**PAGE TEXT**
From hanging in the hood to performing comedy on Jay Leno’s Tonight Show, Corey Holcomb hit his first open mic in 1992, when Adele Givens called him to the stage. To say the least, he was a smashing success, and has been a full-time comedian ever since. Holcomb has taken top honors at the Miller Genuine Draft Comedy Search, Budweiser Comedy Competition, Chicago Home Jam, and Laffapalooza. He’s appeared at the Montreal Just for Laughs Festival and the Chicago Comedy Festival. Not to mention, he also appeared at Zanies in Music City this past weekend.
Corey’s comedic genius transcends class and racial divides. His comedy set is both an auditory and visual experience. His facial gestures alone can make an audience burst with laughter. If you understand English, Holcomb’s humor will tickle your funny bone. People all over the world can relate to the drama of trying to make a relationship work. Corey offers plenty of advice on how men who have been the victim of a “hostile takeover” by the female in the relationship can take back control. You can believe there is no counselor on the planet who offers the kind of relationship advice and remedies Corey dispenses from the stage. That’s the reason why his whole set this past weekend was about “Sidechicks” to put it mildly. He didn’t stray into any other direction. “Sidechicks” was the topic, and he stayed hilariously focused. He even sold shirts after his performance referencing the topic.

**ENTRIES SHOWN**

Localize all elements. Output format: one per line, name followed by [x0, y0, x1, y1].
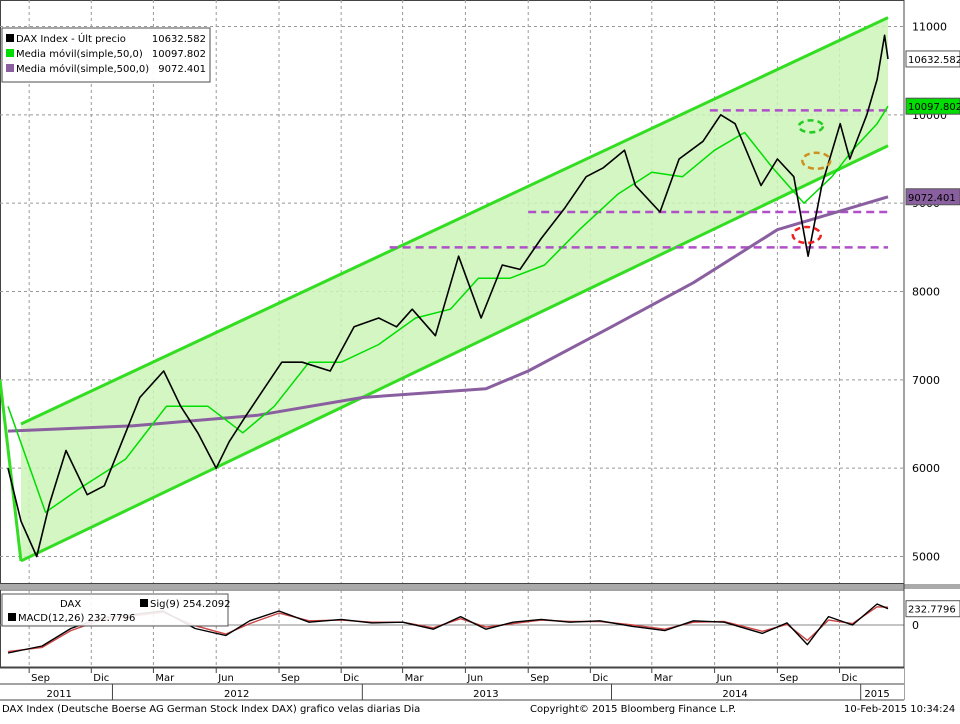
==
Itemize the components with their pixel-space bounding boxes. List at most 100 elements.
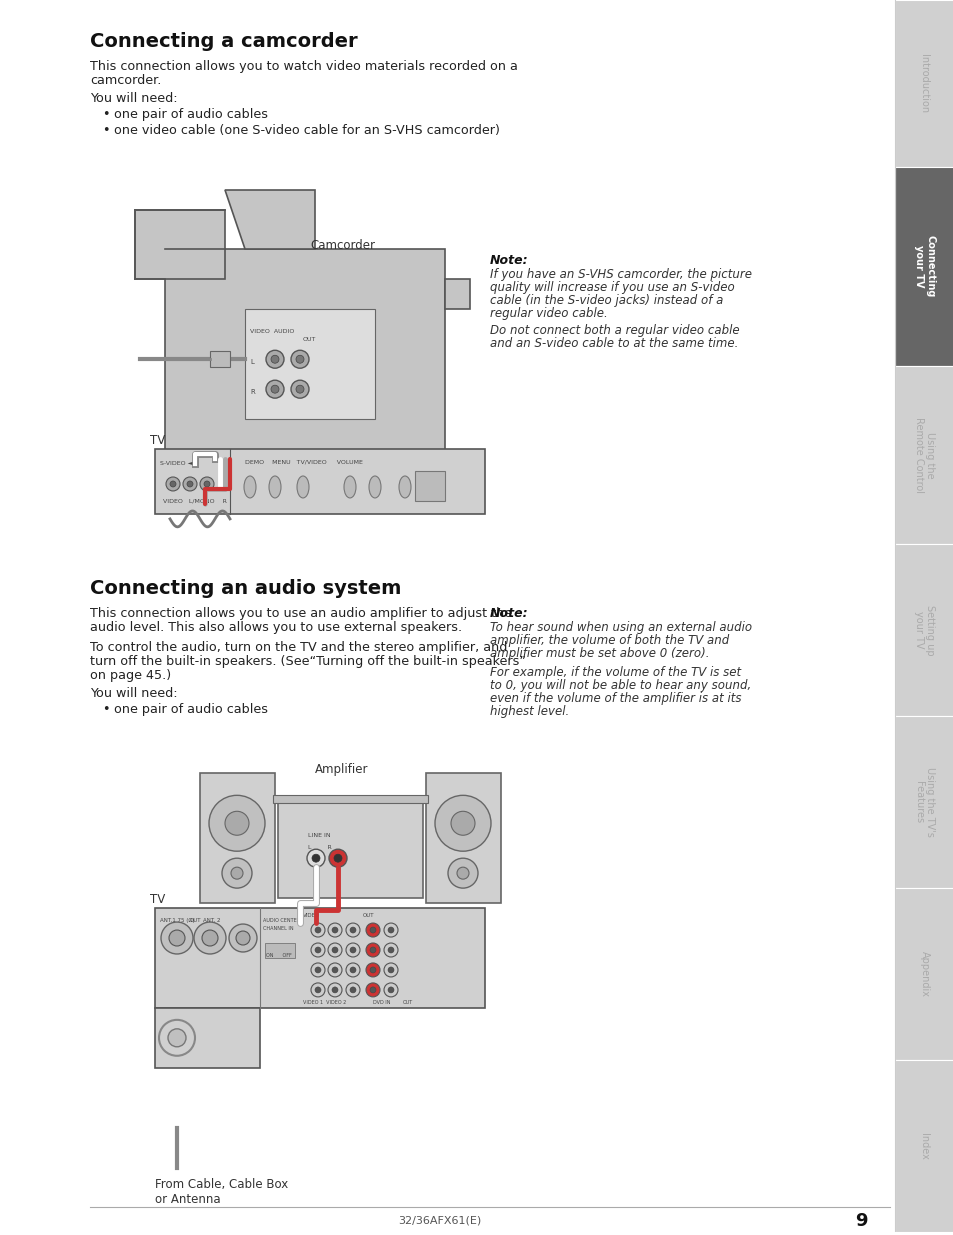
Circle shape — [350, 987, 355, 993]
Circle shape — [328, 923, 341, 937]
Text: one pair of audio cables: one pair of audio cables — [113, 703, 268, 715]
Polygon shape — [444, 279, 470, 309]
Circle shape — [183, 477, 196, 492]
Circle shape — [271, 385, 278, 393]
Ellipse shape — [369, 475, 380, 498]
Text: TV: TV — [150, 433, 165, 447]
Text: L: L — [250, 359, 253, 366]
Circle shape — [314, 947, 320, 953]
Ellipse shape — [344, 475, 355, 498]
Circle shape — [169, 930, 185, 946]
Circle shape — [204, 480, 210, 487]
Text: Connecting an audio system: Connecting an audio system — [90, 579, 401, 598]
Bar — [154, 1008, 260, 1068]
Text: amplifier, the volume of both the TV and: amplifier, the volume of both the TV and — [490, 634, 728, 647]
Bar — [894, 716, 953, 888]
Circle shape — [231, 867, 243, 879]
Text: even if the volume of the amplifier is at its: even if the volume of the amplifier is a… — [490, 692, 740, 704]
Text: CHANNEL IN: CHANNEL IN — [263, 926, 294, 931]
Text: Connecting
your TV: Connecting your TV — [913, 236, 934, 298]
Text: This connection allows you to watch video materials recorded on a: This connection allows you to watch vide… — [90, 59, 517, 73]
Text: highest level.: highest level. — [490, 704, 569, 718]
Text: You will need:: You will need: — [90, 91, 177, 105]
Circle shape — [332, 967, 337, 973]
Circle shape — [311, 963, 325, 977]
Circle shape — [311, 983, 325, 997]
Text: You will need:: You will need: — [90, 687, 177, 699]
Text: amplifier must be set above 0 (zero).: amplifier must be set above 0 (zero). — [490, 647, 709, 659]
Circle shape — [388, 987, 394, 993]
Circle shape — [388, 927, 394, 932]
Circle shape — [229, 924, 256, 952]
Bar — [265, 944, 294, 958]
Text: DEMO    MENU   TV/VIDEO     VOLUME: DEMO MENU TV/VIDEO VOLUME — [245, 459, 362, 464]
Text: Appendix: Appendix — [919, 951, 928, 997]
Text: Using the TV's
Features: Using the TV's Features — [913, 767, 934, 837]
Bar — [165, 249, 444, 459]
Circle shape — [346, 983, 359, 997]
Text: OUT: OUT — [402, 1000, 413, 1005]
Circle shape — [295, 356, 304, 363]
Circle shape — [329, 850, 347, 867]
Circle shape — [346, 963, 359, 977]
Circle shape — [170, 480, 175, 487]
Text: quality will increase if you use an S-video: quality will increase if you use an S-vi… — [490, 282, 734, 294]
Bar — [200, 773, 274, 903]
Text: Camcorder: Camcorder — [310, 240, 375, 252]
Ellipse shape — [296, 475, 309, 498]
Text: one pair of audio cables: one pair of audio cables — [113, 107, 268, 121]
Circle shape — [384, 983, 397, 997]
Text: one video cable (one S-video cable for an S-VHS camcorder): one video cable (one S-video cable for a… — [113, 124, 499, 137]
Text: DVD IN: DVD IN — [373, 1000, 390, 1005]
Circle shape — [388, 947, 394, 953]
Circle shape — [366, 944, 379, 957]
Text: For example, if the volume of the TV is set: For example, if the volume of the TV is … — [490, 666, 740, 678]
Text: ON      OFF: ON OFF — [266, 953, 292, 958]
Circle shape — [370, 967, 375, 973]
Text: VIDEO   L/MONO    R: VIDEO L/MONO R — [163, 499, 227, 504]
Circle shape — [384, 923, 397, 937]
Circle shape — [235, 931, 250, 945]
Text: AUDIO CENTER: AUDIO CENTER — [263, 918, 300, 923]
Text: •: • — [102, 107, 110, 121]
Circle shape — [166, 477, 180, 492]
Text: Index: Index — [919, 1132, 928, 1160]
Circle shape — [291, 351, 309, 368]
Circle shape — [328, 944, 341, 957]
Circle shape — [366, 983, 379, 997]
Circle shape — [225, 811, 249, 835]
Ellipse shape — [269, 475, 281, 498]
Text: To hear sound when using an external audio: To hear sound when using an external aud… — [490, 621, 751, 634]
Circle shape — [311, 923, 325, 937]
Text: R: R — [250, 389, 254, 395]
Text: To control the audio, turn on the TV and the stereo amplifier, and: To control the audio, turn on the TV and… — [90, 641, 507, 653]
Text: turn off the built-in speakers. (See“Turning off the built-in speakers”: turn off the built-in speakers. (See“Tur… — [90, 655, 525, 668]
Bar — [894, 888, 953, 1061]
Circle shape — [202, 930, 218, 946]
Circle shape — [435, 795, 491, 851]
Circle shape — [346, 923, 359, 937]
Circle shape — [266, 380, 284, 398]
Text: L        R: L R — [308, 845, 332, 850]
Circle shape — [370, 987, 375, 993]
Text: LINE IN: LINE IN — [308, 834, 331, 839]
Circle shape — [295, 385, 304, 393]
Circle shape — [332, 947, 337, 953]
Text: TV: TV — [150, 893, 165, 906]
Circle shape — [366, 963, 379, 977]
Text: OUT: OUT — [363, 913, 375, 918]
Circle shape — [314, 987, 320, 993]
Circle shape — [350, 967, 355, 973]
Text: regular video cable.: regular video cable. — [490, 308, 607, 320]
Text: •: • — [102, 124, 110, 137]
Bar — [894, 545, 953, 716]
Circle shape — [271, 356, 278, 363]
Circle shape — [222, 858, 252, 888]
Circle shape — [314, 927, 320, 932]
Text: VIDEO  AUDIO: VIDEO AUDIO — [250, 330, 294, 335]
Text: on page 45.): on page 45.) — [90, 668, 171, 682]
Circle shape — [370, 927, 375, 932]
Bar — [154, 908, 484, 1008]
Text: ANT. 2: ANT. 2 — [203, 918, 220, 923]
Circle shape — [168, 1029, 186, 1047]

**WHAT IS BEING ASKED**
Copy word for word the part of the Corey Holcomb article that begins with "Corey’s comedic genius" and ends after "referencing the topic.".

**RESULT**
Corey’s comedic genius transcends class and racial divides. His comedy set is both an auditory and visual experience. His facial gestures alone can make an audience burst with laughter. If you understand English, Holcomb’s humor will tickle your funny bone. People all over the world can relate to the drama of trying to make a relationship work. Corey offers plenty of advice on how men who have been the victim of a “hostile takeover” by the female in the relationship can take back control. You can believe there is no counselor on the planet who offers the kind of relationship advice and remedies Corey dispenses from the stage. That’s the reason why his whole set this past weekend was about “Sidechicks” to put it mildly. He didn’t stray into any other direction. “Sidechicks” was the topic, and he stayed hilariously focused. He even sold shirts after his performance referencing the topic.